►

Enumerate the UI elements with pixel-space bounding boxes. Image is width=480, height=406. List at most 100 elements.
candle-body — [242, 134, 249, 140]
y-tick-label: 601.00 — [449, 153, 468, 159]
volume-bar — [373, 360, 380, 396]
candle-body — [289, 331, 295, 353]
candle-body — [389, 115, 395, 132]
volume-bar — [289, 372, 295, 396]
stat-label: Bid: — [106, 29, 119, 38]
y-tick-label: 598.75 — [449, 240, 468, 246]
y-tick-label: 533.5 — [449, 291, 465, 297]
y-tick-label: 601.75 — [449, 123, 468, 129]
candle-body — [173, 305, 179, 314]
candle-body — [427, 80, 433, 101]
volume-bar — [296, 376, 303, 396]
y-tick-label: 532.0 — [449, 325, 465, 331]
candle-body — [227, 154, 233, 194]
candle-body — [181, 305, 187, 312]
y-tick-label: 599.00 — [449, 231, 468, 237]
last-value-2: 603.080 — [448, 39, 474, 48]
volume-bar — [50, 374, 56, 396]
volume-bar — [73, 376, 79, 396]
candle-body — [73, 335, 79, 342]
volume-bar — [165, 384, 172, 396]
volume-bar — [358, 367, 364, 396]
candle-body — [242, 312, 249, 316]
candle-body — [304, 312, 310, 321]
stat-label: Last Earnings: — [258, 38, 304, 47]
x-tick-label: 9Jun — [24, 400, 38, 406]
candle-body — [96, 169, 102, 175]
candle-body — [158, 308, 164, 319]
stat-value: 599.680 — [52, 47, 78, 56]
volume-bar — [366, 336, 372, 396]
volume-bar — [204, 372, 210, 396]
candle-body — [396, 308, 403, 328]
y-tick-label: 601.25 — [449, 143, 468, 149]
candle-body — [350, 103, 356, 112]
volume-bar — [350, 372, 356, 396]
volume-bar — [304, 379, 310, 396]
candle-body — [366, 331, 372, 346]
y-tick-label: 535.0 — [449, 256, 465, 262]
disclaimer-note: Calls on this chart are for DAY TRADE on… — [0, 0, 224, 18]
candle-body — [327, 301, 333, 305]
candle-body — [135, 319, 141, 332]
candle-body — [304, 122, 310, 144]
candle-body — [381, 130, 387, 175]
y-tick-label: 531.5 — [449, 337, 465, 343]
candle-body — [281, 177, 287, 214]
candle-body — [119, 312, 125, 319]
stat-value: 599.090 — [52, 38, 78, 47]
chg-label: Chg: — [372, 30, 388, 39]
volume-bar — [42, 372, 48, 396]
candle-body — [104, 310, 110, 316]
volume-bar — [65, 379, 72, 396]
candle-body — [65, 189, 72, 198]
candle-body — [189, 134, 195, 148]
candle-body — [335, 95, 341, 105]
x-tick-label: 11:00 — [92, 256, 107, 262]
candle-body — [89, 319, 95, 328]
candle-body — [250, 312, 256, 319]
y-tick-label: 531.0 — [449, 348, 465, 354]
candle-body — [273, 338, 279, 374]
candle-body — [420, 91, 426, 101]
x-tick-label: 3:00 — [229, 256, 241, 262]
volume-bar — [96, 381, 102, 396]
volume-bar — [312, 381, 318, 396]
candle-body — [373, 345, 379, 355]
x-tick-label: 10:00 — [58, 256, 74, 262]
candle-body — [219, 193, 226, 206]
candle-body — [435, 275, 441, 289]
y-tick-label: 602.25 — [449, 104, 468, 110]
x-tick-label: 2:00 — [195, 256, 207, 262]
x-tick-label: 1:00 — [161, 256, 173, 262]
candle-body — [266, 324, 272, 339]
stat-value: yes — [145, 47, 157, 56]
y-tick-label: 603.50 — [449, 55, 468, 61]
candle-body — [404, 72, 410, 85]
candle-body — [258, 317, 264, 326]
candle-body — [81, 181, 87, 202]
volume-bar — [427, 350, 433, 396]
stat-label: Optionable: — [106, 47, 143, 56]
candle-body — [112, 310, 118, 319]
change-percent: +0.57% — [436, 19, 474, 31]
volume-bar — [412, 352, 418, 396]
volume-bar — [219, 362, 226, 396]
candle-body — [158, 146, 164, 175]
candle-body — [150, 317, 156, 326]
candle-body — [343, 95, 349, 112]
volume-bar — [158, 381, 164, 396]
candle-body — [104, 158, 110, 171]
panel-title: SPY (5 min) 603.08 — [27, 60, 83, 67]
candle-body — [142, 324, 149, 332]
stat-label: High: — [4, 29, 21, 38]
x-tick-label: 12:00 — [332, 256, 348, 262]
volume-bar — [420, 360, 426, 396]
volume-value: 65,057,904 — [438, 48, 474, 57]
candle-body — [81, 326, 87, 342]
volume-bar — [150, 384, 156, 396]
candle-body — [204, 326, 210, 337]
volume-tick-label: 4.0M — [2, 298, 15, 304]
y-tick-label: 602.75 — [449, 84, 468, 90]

◄

Can you update the data above so that every "volume-bar" becomes "volume-column", with nothing else changed?

Enumerate the UI elements with pixel-space bounding boxes. Image is width=480, height=406. List at most 100 elements.
candle-body — [242, 134, 249, 140]
y-tick-label: 601.00 — [449, 153, 468, 159]
volume-column — [373, 360, 380, 396]
candle-body — [289, 331, 295, 353]
candle-body — [389, 115, 395, 132]
volume-column — [289, 372, 295, 396]
stat-label: Bid: — [106, 29, 119, 38]
y-tick-label: 598.75 — [449, 240, 468, 246]
y-tick-label: 533.5 — [449, 291, 465, 297]
y-tick-label: 601.75 — [449, 123, 468, 129]
candle-body — [173, 305, 179, 314]
candle-body — [427, 80, 433, 101]
volume-column — [296, 376, 303, 396]
y-tick-label: 532.0 — [449, 325, 465, 331]
candle-body — [227, 154, 233, 194]
candle-body — [181, 305, 187, 312]
y-tick-label: 599.00 — [449, 231, 468, 237]
last-value-2: 603.080 — [448, 39, 474, 48]
volume-column — [50, 374, 56, 396]
volume-column — [73, 376, 79, 396]
candle-body — [73, 335, 79, 342]
volume-column — [165, 384, 172, 396]
volume-column — [358, 367, 364, 396]
candle-body — [242, 312, 249, 316]
candle-body — [304, 312, 310, 321]
stat-label: Last Earnings: — [258, 38, 304, 47]
x-tick-label: 9Jun — [24, 400, 38, 406]
candle-body — [96, 169, 102, 175]
candle-body — [158, 308, 164, 319]
stat-value: 599.680 — [52, 47, 78, 56]
volume-column — [366, 336, 372, 396]
volume-column — [204, 372, 210, 396]
candle-body — [396, 308, 403, 328]
y-tick-label: 601.25 — [449, 143, 468, 149]
candle-body — [350, 103, 356, 112]
volume-column — [350, 372, 356, 396]
volume-column — [304, 379, 310, 396]
candle-body — [366, 331, 372, 346]
y-tick-label: 535.0 — [449, 256, 465, 262]
disclaimer-note: Calls on this chart are for DAY TRADE on… — [0, 0, 224, 18]
candle-body — [327, 301, 333, 305]
candle-body — [135, 319, 141, 332]
candle-body — [304, 122, 310, 144]
candle-body — [381, 130, 387, 175]
y-tick-label: 531.5 — [449, 337, 465, 343]
candle-body — [281, 177, 287, 214]
candle-body — [119, 312, 125, 319]
stat-value: 599.090 — [52, 38, 78, 47]
chg-label: Chg: — [372, 30, 388, 39]
volume-column — [42, 372, 48, 396]
candle-body — [104, 310, 110, 316]
volume-column — [65, 379, 72, 396]
candle-body — [65, 189, 72, 198]
candle-body — [189, 134, 195, 148]
candle-body — [335, 95, 341, 105]
x-tick-label: 11:00 — [92, 256, 107, 262]
candle-body — [89, 319, 95, 328]
candle-body — [250, 312, 256, 319]
y-tick-label: 531.0 — [449, 348, 465, 354]
candle-body — [273, 338, 279, 374]
candle-body — [420, 91, 426, 101]
x-tick-label: 3:00 — [229, 256, 241, 262]
volume-column — [96, 381, 102, 396]
volume-column — [312, 381, 318, 396]
candle-body — [373, 345, 379, 355]
x-tick-label: 10:00 — [58, 256, 74, 262]
candle-body — [219, 193, 226, 206]
candle-body — [435, 275, 441, 289]
y-tick-label: 602.25 — [449, 104, 468, 110]
x-tick-label: 2:00 — [195, 256, 207, 262]
x-tick-label: 1:00 — [161, 256, 173, 262]
candle-body — [266, 324, 272, 339]
stat-value: yes — [145, 47, 157, 56]
y-tick-label: 603.50 — [449, 55, 468, 61]
candle-body — [404, 72, 410, 85]
candle-body — [258, 317, 264, 326]
candle-body — [81, 181, 87, 202]
volume-column — [427, 350, 433, 396]
stat-label: Optionable: — [106, 47, 143, 56]
candle-body — [112, 310, 118, 319]
change-percent: +0.57% — [436, 19, 474, 31]
volume-column — [412, 352, 418, 396]
volume-column — [219, 362, 226, 396]
candle-body — [158, 146, 164, 175]
candle-body — [150, 317, 156, 326]
candle-body — [343, 95, 349, 112]
volume-column — [158, 381, 164, 396]
candle-body — [104, 158, 110, 171]
panel-title: SPY (5 min) 603.08 — [27, 60, 83, 67]
candle-body — [142, 324, 149, 332]
stat-label: High: — [4, 29, 21, 38]
x-tick-label: 12:00 — [332, 256, 348, 262]
volume-column — [420, 360, 426, 396]
volume-value: 65,057,904 — [438, 48, 474, 57]
candle-body — [81, 326, 87, 342]
volume-column — [150, 384, 156, 396]
candle-body — [204, 326, 210, 337]
volume-tick-label: 4.0M — [2, 298, 15, 304]
y-tick-label: 602.75 — [449, 84, 468, 90]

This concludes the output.